[Records from a data collection]
------------------------------
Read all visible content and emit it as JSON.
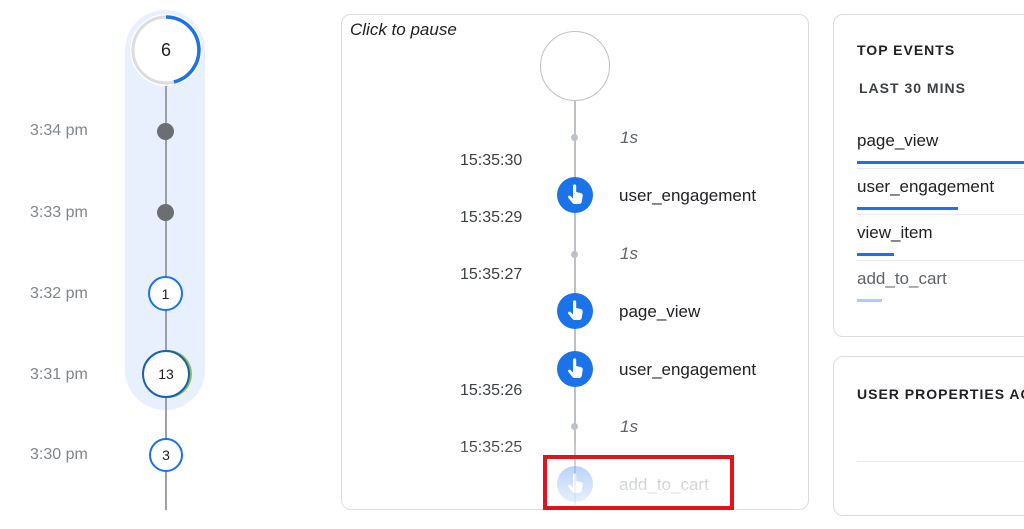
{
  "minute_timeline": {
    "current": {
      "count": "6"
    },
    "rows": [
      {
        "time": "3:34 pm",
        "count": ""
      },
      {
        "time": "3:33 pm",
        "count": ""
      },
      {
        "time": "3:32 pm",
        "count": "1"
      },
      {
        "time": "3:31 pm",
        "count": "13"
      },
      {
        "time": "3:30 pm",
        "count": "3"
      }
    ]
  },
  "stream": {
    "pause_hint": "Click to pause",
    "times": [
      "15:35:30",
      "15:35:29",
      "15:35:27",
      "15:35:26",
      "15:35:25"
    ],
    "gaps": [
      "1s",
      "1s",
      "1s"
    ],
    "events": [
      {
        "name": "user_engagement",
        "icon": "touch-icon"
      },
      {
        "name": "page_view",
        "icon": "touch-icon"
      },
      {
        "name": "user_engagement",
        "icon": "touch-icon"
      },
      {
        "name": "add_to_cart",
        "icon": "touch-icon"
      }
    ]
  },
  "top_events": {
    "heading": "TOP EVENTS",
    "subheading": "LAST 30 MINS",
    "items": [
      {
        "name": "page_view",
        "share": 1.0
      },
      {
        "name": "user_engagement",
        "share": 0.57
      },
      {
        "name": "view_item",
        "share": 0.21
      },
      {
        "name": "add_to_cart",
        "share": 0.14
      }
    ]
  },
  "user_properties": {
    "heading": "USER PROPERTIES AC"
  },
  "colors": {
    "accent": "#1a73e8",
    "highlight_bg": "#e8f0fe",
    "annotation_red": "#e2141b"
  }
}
------------------------------
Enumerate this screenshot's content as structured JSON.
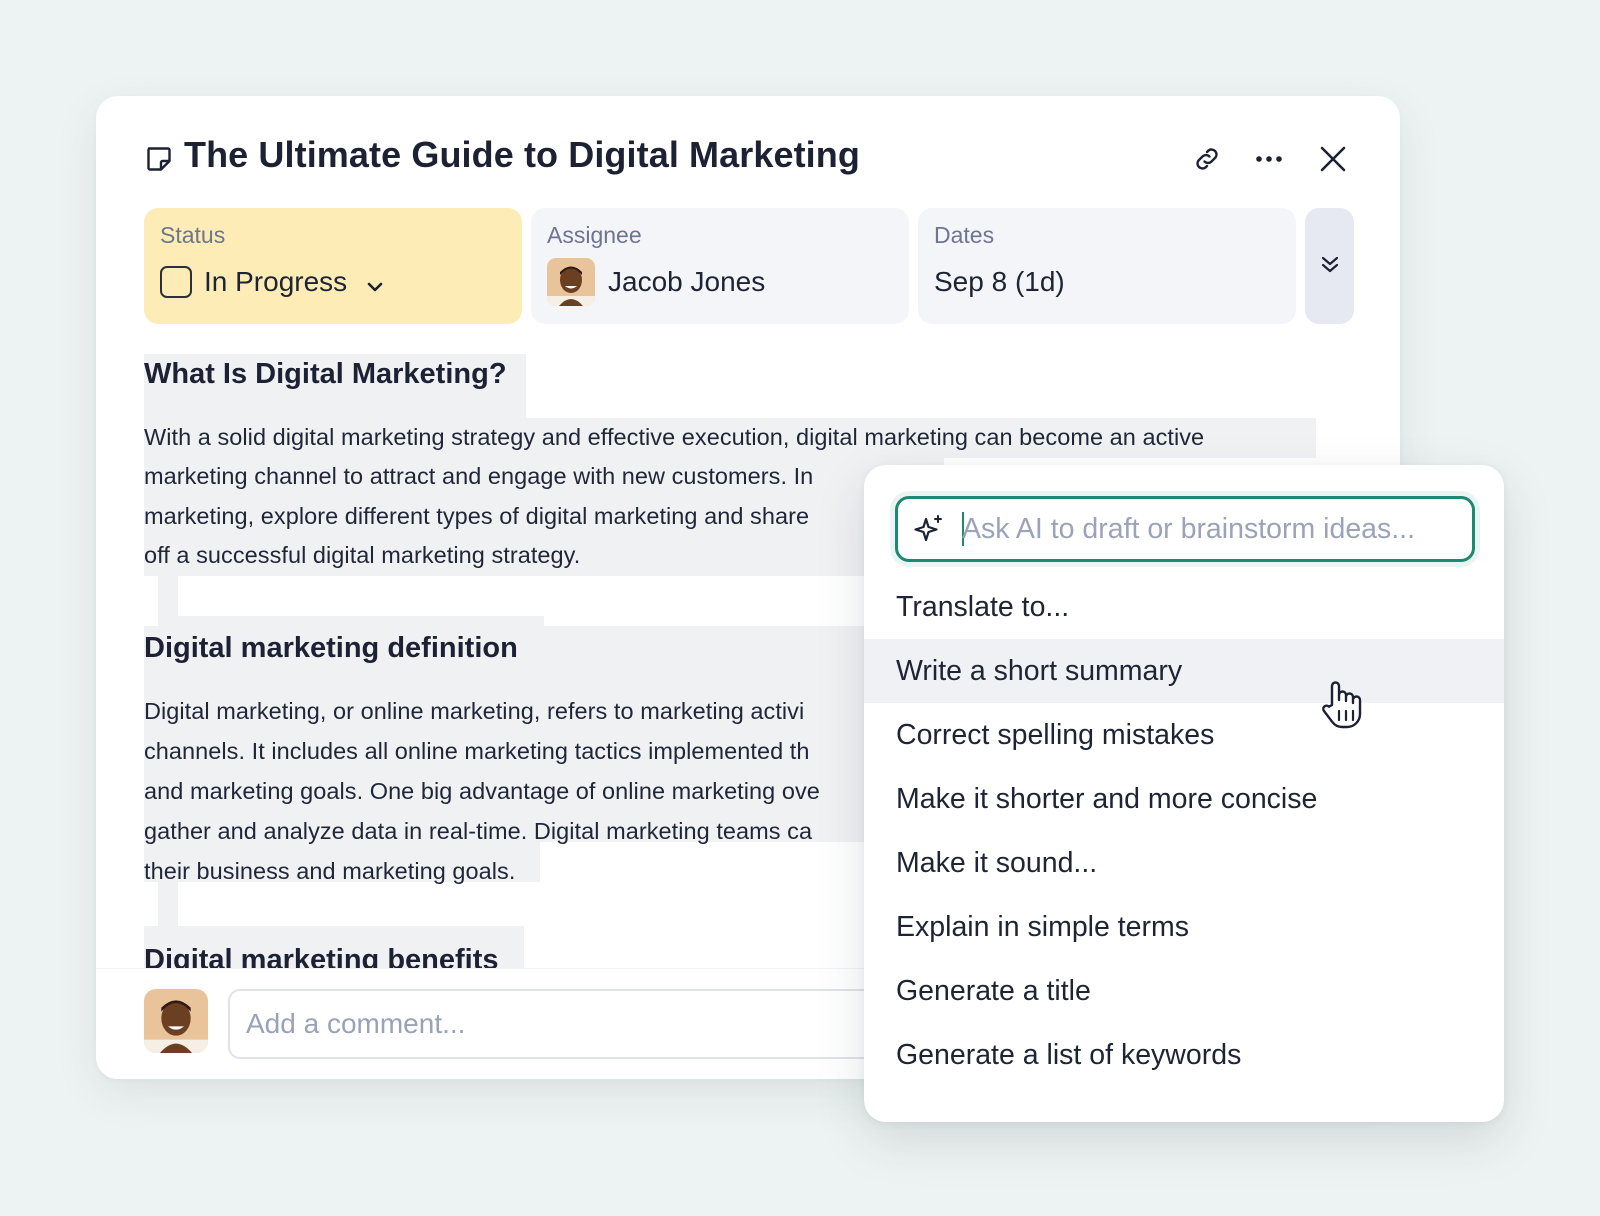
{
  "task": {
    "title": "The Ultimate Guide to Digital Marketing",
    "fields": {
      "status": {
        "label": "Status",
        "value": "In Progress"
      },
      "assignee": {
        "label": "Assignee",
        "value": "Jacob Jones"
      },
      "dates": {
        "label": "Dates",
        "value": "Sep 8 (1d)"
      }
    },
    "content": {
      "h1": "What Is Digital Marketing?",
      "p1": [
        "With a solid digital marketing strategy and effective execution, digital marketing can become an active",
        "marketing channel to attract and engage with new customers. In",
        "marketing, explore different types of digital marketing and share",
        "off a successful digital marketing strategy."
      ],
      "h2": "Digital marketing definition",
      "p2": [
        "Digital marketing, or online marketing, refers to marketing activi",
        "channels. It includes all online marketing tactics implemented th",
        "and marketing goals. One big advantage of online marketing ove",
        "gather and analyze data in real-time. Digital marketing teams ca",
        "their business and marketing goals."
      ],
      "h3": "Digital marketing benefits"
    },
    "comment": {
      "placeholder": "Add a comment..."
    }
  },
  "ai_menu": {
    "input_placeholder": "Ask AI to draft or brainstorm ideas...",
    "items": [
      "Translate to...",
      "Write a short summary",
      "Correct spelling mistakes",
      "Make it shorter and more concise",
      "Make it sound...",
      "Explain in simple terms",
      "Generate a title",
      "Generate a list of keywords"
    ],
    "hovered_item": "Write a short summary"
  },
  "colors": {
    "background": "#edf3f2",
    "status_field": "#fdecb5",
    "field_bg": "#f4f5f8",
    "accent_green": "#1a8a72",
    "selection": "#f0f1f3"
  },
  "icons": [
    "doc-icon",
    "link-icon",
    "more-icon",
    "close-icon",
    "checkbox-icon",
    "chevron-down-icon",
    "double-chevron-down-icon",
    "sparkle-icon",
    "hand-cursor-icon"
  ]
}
------------------------------
● **STATED EXERCISE**
Go through the material and select each line with the string "Generate" in it.

● **SOLUTION TO THIS PROBLEM**
      "Generate a title",
      "Generate a list of keywords"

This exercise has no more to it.